### [Problem requirements]
An exact copy of the listing is what the response must contain.
*** Begin section ***
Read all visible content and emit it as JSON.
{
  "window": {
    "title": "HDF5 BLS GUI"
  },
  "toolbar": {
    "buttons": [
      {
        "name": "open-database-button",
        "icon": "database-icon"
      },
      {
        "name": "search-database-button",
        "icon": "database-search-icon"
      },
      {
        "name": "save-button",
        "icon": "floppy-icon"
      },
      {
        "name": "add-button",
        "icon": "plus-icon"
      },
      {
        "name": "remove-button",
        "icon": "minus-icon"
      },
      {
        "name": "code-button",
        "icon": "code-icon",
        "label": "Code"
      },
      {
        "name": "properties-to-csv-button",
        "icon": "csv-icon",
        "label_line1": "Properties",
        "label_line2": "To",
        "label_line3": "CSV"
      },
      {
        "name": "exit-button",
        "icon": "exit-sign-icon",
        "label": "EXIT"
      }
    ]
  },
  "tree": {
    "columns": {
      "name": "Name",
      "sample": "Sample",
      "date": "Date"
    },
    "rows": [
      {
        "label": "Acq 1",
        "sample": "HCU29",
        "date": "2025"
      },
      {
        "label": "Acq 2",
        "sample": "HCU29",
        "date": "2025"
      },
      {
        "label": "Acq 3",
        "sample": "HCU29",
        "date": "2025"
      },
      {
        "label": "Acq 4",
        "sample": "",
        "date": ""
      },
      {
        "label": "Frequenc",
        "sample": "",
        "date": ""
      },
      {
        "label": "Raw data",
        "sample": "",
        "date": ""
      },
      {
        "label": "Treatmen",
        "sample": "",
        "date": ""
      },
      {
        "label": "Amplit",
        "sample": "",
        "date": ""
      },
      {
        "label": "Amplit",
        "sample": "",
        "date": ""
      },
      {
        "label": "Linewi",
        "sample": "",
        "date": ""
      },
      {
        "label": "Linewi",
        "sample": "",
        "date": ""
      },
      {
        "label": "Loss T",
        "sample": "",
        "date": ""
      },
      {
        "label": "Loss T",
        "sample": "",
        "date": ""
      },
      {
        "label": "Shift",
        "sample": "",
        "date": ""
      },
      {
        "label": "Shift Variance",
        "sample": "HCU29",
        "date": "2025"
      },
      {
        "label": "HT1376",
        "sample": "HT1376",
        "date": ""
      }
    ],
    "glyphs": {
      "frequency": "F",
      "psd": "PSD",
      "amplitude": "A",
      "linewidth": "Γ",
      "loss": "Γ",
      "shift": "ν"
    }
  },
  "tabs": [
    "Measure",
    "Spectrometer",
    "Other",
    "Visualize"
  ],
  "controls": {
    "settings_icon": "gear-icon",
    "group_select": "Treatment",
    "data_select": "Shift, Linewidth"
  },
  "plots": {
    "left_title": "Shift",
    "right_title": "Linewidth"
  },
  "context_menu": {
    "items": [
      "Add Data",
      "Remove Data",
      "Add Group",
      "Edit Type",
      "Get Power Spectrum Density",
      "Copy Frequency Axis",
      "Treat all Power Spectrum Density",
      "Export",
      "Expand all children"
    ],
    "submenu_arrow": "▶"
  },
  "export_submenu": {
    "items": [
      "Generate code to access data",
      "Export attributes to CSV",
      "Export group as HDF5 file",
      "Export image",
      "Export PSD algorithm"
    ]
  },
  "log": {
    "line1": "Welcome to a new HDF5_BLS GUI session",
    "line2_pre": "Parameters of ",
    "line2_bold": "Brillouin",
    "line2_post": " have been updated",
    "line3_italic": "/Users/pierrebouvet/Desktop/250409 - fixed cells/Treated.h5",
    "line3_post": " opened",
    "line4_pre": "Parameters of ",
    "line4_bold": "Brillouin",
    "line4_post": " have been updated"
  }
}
*** End section ***
### [Exercise answer]
Read all visible content and emit it as JSON.
{
  "window": {
    "title": "HDF5 BLS GUI"
  },
  "toolbar": {
    "buttons": [
      {
        "name": "open-database-button",
        "icon": "database-icon"
      },
      {
        "name": "search-database-button",
        "icon": "database-search-icon"
      },
      {
        "name": "save-button",
        "icon": "floppy-icon"
      },
      {
        "name": "add-button",
        "icon": "plus-icon"
      },
      {
        "name": "remove-button",
        "icon": "minus-icon"
      },
      {
        "name": "code-button",
        "icon": "code-icon",
        "label": "Code"
      },
      {
        "name": "properties-to-csv-button",
        "icon": "csv-icon",
        "label_line1": "Properties",
        "label_line2": "To",
        "label_line3": "CSV"
      },
      {
        "name": "exit-button",
        "icon": "exit-sign-icon",
        "label": "EXIT"
      }
    ]
  },
  "tree": {
    "columns": {
      "name": "Name",
      "sample": "Sample",
      "date": "Date"
    },
    "rows": [
      {
        "label": "Acq 1",
        "sample": "HCU29",
        "date": "2025"
      },
      {
        "label": "Acq 2",
        "sample": "HCU29",
        "date": "2025"
      },
      {
        "label": "Acq 3",
        "sample": "HCU29",
        "date": "2025"
      },
      {
        "label": "Acq 4",
        "sample": "",
        "date": ""
      },
      {
        "label": "Frequenc",
        "sample": "",
        "date": ""
      },
      {
        "label": "Raw data",
        "sample": "",
        "date": ""
      },
      {
        "label": "Treatmen",
        "sample": "",
        "date": ""
      },
      {
        "label": "Amplit",
        "sample": "",
        "date": ""
      },
      {
        "label": "Amplit",
        "sample": "",
        "date": ""
      },
      {
        "label": "Linewi",
        "sample": "",
        "date": ""
      },
      {
        "label": "Linewi",
        "sample": "",
        "date": ""
      },
      {
        "label": "Loss T",
        "sample": "",
        "date": ""
      },
      {
        "label": "Loss T",
        "sample": "",
        "date": ""
      },
      {
        "label": "Shift",
        "sample": "",
        "date": ""
      },
      {
        "label": "Shift Variance",
        "sample": "HCU29",
        "date": "2025"
      },
      {
        "label": "HT1376",
        "sample": "HT1376",
        "date": ""
      }
    ],
    "glyphs": {
      "frequency": "F",
      "psd": "PSD",
      "amplitude": "A",
      "linewidth": "Γ",
      "loss": "Γ",
      "shift": "ν"
    }
  },
  "tabs": [
    "Measure",
    "Spectrometer",
    "Other",
    "Visualize"
  ],
  "controls": {
    "settings_icon": "gear-icon",
    "group_select": "Treatment",
    "data_select": "Shift, Linewidth"
  },
  "plots": {
    "left_title": "Shift",
    "right_title": "Linewidth"
  },
  "context_menu": {
    "items": [
      "Add Data",
      "Remove Data",
      "Add Group",
      "Edit Type",
      "Get Power Spectrum Density",
      "Copy Frequency Axis",
      "Treat all Power Spectrum Density",
      "Export",
      "Expand all children"
    ],
    "submenu_arrow": "▶"
  },
  "export_submenu": {
    "items": [
      "Generate code to access data",
      "Export attributes to CSV",
      "Export group as HDF5 file",
      "Export image",
      "Export PSD algorithm"
    ]
  },
  "log": {
    "line1": "Welcome to a new HDF5_BLS GUI session",
    "line2_pre": "Parameters of ",
    "line2_bold": "Brillouin",
    "line2_post": " have been updated",
    "line3_italic": "/Users/pierrebouvet/Desktop/250409 - fixed cells/Treated.h5",
    "line3_post": " opened",
    "line4_pre": "Parameters of ",
    "line4_bold": "Brillouin",
    "line4_post": " have been updated"
  }
}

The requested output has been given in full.